## [Exercise]
Output the entries word for word. Omit images.

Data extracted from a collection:
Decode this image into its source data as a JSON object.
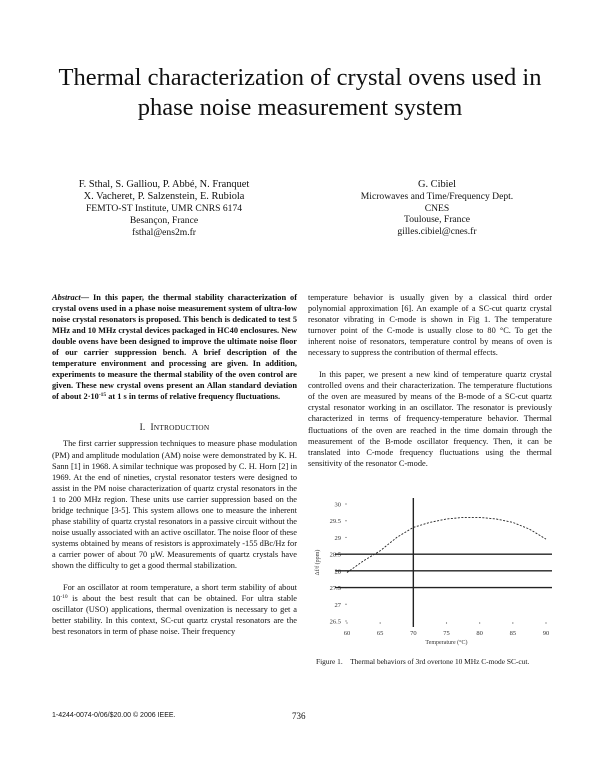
{
  "title": "Thermal characterization of crystal ovens used in phase noise measurement system",
  "authors_left": {
    "names": [
      "F. Sthal, S. Galliou, P. Abbé, N. Franquet",
      "X. Vacheret, P. Salzenstein, E. Rubiola"
    ],
    "affiliation": "FEMTO-ST Institute, UMR CNRS 6174",
    "location": "Besançon, France",
    "email": "fsthal@ens2m.fr"
  },
  "authors_right": {
    "names": [
      "G. Cibiel"
    ],
    "department": "Microwaves and Time/Frequency Dept.",
    "affiliation": "CNES",
    "location": "Toulouse, France",
    "email": "gilles.cibiel@cnes.fr"
  },
  "abstract": {
    "label": "Abstract—",
    "text": " In this paper, the thermal stability characterization of crystal ovens used in a phase noise measurement system of ultra-low noise crystal resonators is proposed. This bench is dedicated to test 5 MHz and 10 MHz crystal devices packaged in HC40 enclosures. New double ovens have been designed to improve the ultimate noise floor of our carrier suppression bench. A brief description of the temperature environment and processing are given. In addition, experiments to measure the thermal stability of the oven control are given. These new crystal ovens present an Allan standard deviation of about 2·10",
    "exponent": "-15",
    "text_end": " at 1 s in terms of relative frequency fluctuations."
  },
  "intro_heading": {
    "number": "I.",
    "first": "I",
    "rest": "NTRODUCTION"
  },
  "left_paragraphs": {
    "p1": "The first carrier suppression techniques to measure phase modulation (PM) and amplitude modulation (AM) noise were demonstrated by K. H. Sann [1] in 1968. A similar technique was proposed by C. H. Horn [2] in 1969. At the end of nineties, crystal resonator testers were designed to assist in the PM noise characterization of quartz crystal resonators in the 1 to 200 MHz region. These units use carrier suppression based on the bridge technique [3-5]. This system allows one to measure the inherent phase stability of quartz crystal resonators in a passive circuit without the noise usually associated with an active oscillator. The noise floor of these systems obtained by means of resistors is approximately -155 dBc/Hz for a carrier power of about 70 µW. Measurements of quartz crystals have shown the difficulty to get a good thermal stabilization.",
    "p2_start": "For an oscillator at room temperature, a short term stability of about 10",
    "p2_exponent": "-10",
    "p2_end": " is about the best result that can be obtained. For ultra stable oscillator (USO) applications, thermal ovenization is necessary to get a better stability. In this context, SC-cut quartz crystal resonators are the best resonators in term of phase noise. Their frequency"
  },
  "right_paragraphs": {
    "p1": "temperature behavior is usually given by a classical third order polynomial approximation [6]. An example of a SC-cut quartz crystal resonator vibrating in C-mode is shown in Fig 1. The temperature turnover point of the C-mode is usually close to 80 °C. To get the inherent noise of resonators, temperature control by means of oven is necessary to suppress the contribution of thermal effects.",
    "p2": "In this paper, we present a new kind of temperature quartz crystal controlled ovens and their characterization. The temperature fluctutions of the oven are measured by means of the B-mode of a SC-cut quartz crystal resonator working in an oscillator. The resonator is previously characterized in terms of frequency-temperature behavior. Thermal fluctuations of the oven are reached in the time domain through the measurement of the B-mode oscillator frequency. Then, it can be translated into C-mode frequency fluctuations using the thermal sensitivity of the resonator C-mode."
  },
  "chart_data": {
    "type": "line",
    "xlabel": "Temperature (°C)",
    "ylabel": "Δf/f (ppm)",
    "xlim": [
      60,
      90
    ],
    "ylim": [
      26.5,
      30
    ],
    "x_ticks": [
      "60",
      "65",
      "70",
      "75",
      "80",
      "85",
      "90"
    ],
    "y_ticks": [
      "30",
      "29.5",
      "29",
      "28.5",
      "28",
      "27.5",
      "27",
      "26.5"
    ],
    "series": [
      {
        "x": [
          60,
          62.5,
          65,
          67.5,
          70,
          72.5,
          75,
          77.5,
          80,
          82.5,
          85,
          87.5,
          90
        ],
        "y": [
          27.95,
          28.3,
          28.6,
          29.0,
          29.3,
          29.45,
          29.55,
          29.6,
          29.6,
          29.55,
          29.45,
          29.25,
          28.95
        ],
        "style": "dashed"
      }
    ],
    "reference_lines": {
      "y": [
        28.5,
        28,
        27.5
      ],
      "x": [
        70
      ]
    },
    "grid": false
  },
  "caption": {
    "label": "Figure 1.",
    "text": "Thermal behaviors of 3rd overtone 10 MHz C-mode SC-cut."
  },
  "footer": {
    "copyright": "1-4244-0074-0/06/$20.00 © 2006 IEEE.",
    "page_number": "736"
  }
}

## [Right answer]
Decode this image into its source data as a JSON object.
{
  "title": "Thermal characterization of crystal ovens used in phase noise measurement system",
  "authors_left": {
    "names": [
      "F. Sthal, S. Galliou, P. Abbé, N. Franquet",
      "X. Vacheret, P. Salzenstein, E. Rubiola"
    ],
    "affiliation": "FEMTO-ST Institute, UMR CNRS 6174",
    "location": "Besançon, France",
    "email": "fsthal@ens2m.fr"
  },
  "authors_right": {
    "names": [
      "G. Cibiel"
    ],
    "department": "Microwaves and Time/Frequency Dept.",
    "affiliation": "CNES",
    "location": "Toulouse, France",
    "email": "gilles.cibiel@cnes.fr"
  },
  "abstract": {
    "label": "Abstract—",
    "text": " In this paper, the thermal stability characterization of crystal ovens used in a phase noise measurement system of ultra-low noise crystal resonators is proposed. This bench is dedicated to test 5 MHz and 10 MHz crystal devices packaged in HC40 enclosures. New double ovens have been designed to improve the ultimate noise floor of our carrier suppression bench. A brief description of the temperature environment and processing are given. In addition, experiments to measure the thermal stability of the oven control are given. These new crystal ovens present an Allan standard deviation of about 2·10",
    "exponent": "-15",
    "text_end": " at 1 s in terms of relative frequency fluctuations."
  },
  "intro_heading": {
    "number": "I.",
    "first": "I",
    "rest": "NTRODUCTION"
  },
  "left_paragraphs": {
    "p1": "The first carrier suppression techniques to measure phase modulation (PM) and amplitude modulation (AM) noise were demonstrated by K. H. Sann [1] in 1968. A similar technique was proposed by C. H. Horn [2] in 1969. At the end of nineties, crystal resonator testers were designed to assist in the PM noise characterization of quartz crystal resonators in the 1 to 200 MHz region. These units use carrier suppression based on the bridge technique [3-5]. This system allows one to measure the inherent phase stability of quartz crystal resonators in a passive circuit without the noise usually associated with an active oscillator. The noise floor of these systems obtained by means of resistors is approximately -155 dBc/Hz for a carrier power of about 70 µW. Measurements of quartz crystals have shown the difficulty to get a good thermal stabilization.",
    "p2_start": "For an oscillator at room temperature, a short term stability of about 10",
    "p2_exponent": "-10",
    "p2_end": " is about the best result that can be obtained. For ultra stable oscillator (USO) applications, thermal ovenization is necessary to get a better stability. In this context, SC-cut quartz crystal resonators are the best resonators in term of phase noise. Their frequency"
  },
  "right_paragraphs": {
    "p1": "temperature behavior is usually given by a classical third order polynomial approximation [6]. An example of a SC-cut quartz crystal resonator vibrating in C-mode is shown in Fig 1. The temperature turnover point of the C-mode is usually close to 80 °C. To get the inherent noise of resonators, temperature control by means of oven is necessary to suppress the contribution of thermal effects.",
    "p2": "In this paper, we present a new kind of temperature quartz crystal controlled ovens and their characterization. The temperature fluctutions of the oven are measured by means of the B-mode of a SC-cut quartz crystal resonator working in an oscillator. The resonator is previously characterized in terms of frequency-temperature behavior. Thermal fluctuations of the oven are reached in the time domain through the measurement of the B-mode oscillator frequency. Then, it can be translated into C-mode frequency fluctuations using the thermal sensitivity of the resonator C-mode."
  },
  "chart_data": {
    "type": "line",
    "xlabel": "Temperature (°C)",
    "ylabel": "Δf/f (ppm)",
    "xlim": [
      60,
      90
    ],
    "ylim": [
      26.5,
      30
    ],
    "x_ticks": [
      "60",
      "65",
      "70",
      "75",
      "80",
      "85",
      "90"
    ],
    "y_ticks": [
      "30",
      "29.5",
      "29",
      "28.5",
      "28",
      "27.5",
      "27",
      "26.5"
    ],
    "series": [
      {
        "x": [
          60,
          62.5,
          65,
          67.5,
          70,
          72.5,
          75,
          77.5,
          80,
          82.5,
          85,
          87.5,
          90
        ],
        "y": [
          27.95,
          28.3,
          28.6,
          29.0,
          29.3,
          29.45,
          29.55,
          29.6,
          29.6,
          29.55,
          29.45,
          29.25,
          28.95
        ],
        "style": "dashed"
      }
    ],
    "reference_lines": {
      "y": [
        28.5,
        28,
        27.5
      ],
      "x": [
        70
      ]
    },
    "grid": false
  },
  "caption": {
    "label": "Figure 1.",
    "text": "Thermal behaviors of 3rd overtone 10 MHz C-mode SC-cut."
  },
  "footer": {
    "copyright": "1-4244-0074-0/06/$20.00 © 2006 IEEE.",
    "page_number": "736"
  }
}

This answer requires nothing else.